##### EXTRACTED MATERIAL

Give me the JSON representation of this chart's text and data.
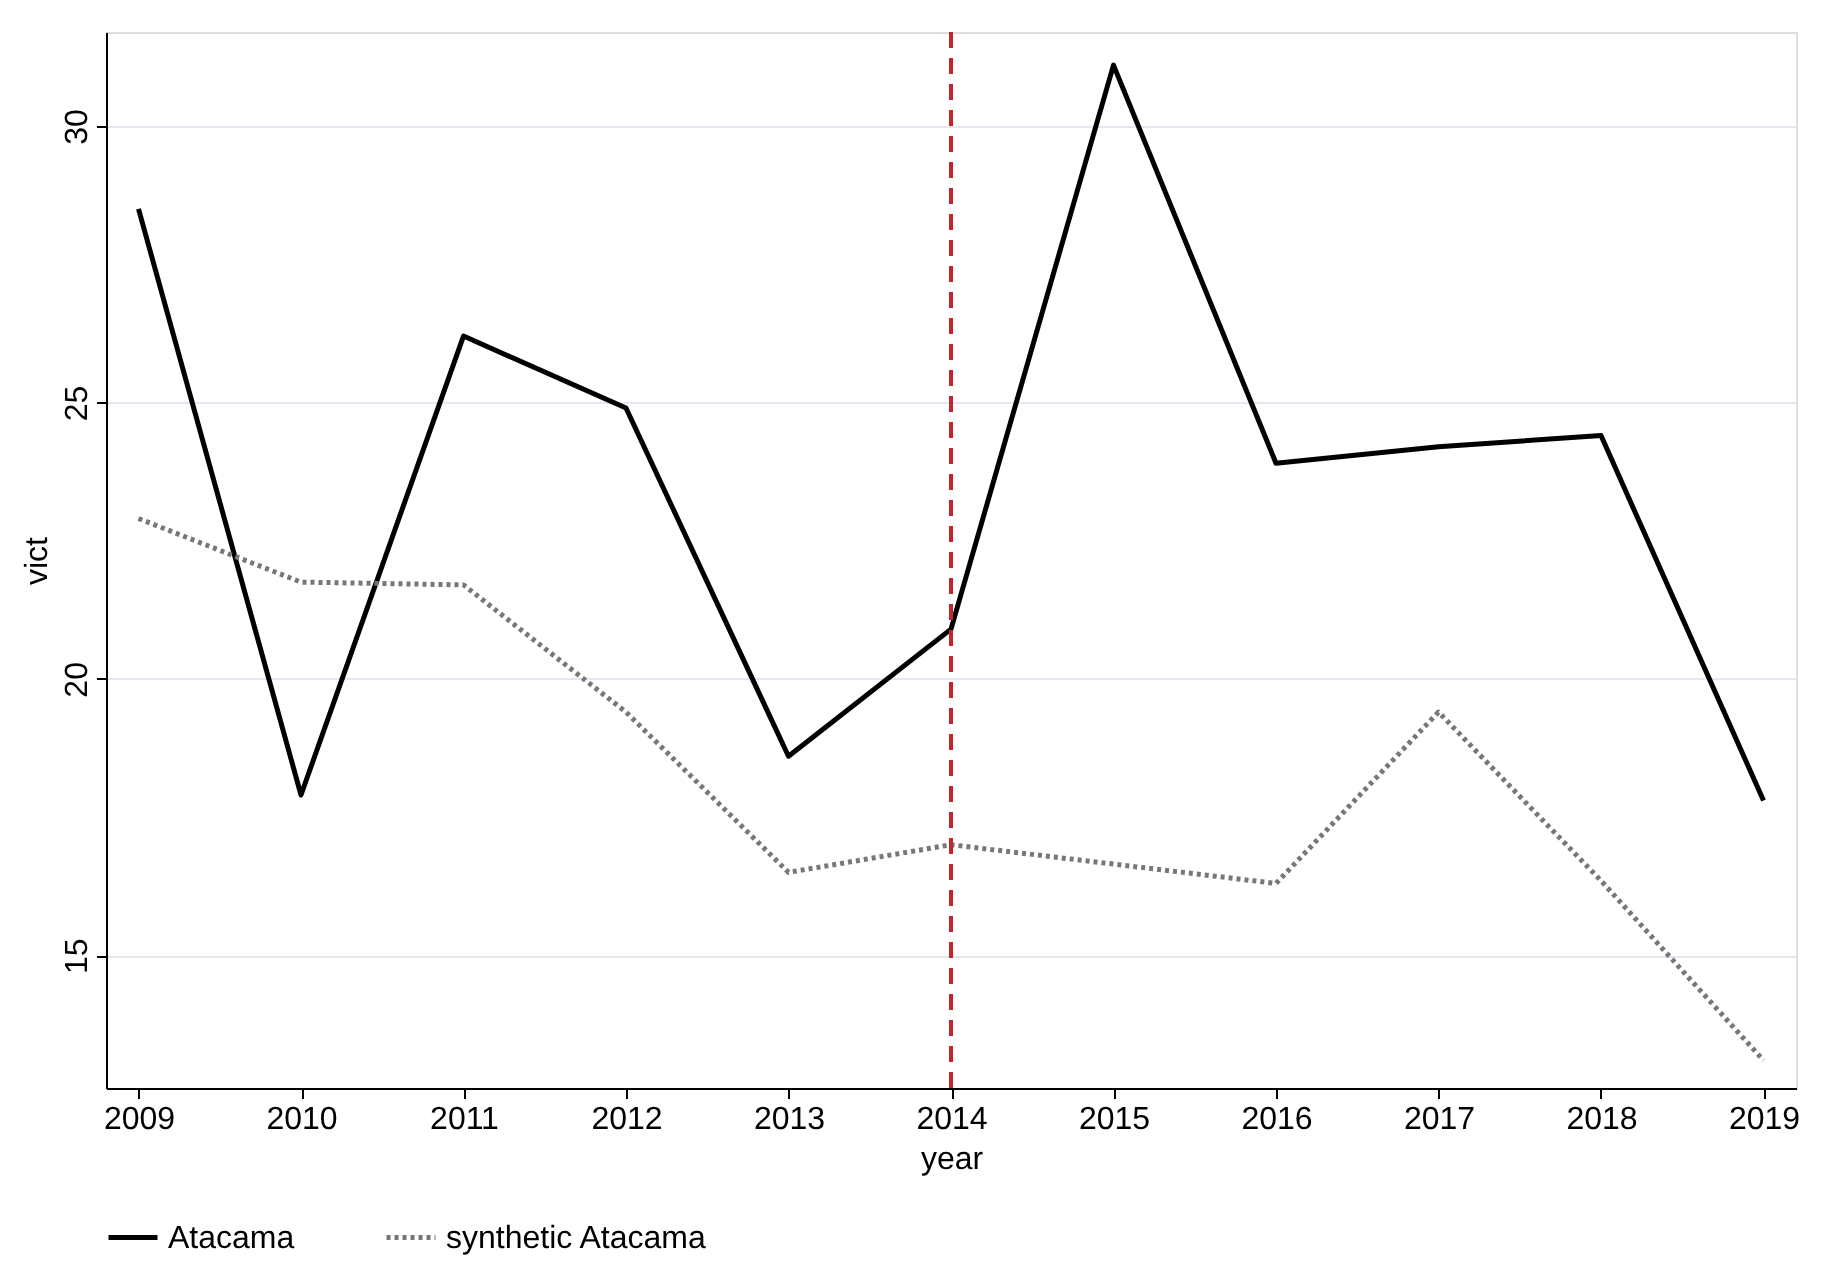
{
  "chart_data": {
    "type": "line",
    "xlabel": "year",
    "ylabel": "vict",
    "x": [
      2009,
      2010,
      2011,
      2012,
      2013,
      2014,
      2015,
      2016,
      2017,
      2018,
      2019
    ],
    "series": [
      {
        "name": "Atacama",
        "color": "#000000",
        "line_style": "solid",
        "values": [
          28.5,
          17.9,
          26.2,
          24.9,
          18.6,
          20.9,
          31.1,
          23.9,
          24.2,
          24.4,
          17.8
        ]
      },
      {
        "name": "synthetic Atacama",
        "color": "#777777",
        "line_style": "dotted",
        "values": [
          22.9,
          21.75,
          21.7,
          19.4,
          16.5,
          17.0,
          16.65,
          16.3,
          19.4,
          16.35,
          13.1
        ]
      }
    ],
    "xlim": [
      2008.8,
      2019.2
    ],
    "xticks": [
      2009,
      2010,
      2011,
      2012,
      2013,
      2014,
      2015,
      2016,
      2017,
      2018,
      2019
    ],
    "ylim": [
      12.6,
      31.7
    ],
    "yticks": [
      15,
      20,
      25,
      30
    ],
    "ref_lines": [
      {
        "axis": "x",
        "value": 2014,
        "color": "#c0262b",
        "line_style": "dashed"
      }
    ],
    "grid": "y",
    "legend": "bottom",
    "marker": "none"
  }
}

##########

#### AIM OF THE TASK:
Write every entry out again exactly, dropping the pictures.

#### EXERCISE RESPONSE:
Give me the JSON representation of this chart's text and data.
{
  "chart_data": {
    "type": "line",
    "xlabel": "year",
    "ylabel": "vict",
    "x": [
      2009,
      2010,
      2011,
      2012,
      2013,
      2014,
      2015,
      2016,
      2017,
      2018,
      2019
    ],
    "series": [
      {
        "name": "Atacama",
        "color": "#000000",
        "line_style": "solid",
        "values": [
          28.5,
          17.9,
          26.2,
          24.9,
          18.6,
          20.9,
          31.1,
          23.9,
          24.2,
          24.4,
          17.8
        ]
      },
      {
        "name": "synthetic Atacama",
        "color": "#777777",
        "line_style": "dotted",
        "values": [
          22.9,
          21.75,
          21.7,
          19.4,
          16.5,
          17.0,
          16.65,
          16.3,
          19.4,
          16.35,
          13.1
        ]
      }
    ],
    "xlim": [
      2008.8,
      2019.2
    ],
    "xticks": [
      2009,
      2010,
      2011,
      2012,
      2013,
      2014,
      2015,
      2016,
      2017,
      2018,
      2019
    ],
    "ylim": [
      12.6,
      31.7
    ],
    "yticks": [
      15,
      20,
      25,
      30
    ],
    "ref_lines": [
      {
        "axis": "x",
        "value": 2014,
        "color": "#c0262b",
        "line_style": "dashed"
      }
    ],
    "grid": "y",
    "legend": "bottom",
    "marker": "none"
  }
}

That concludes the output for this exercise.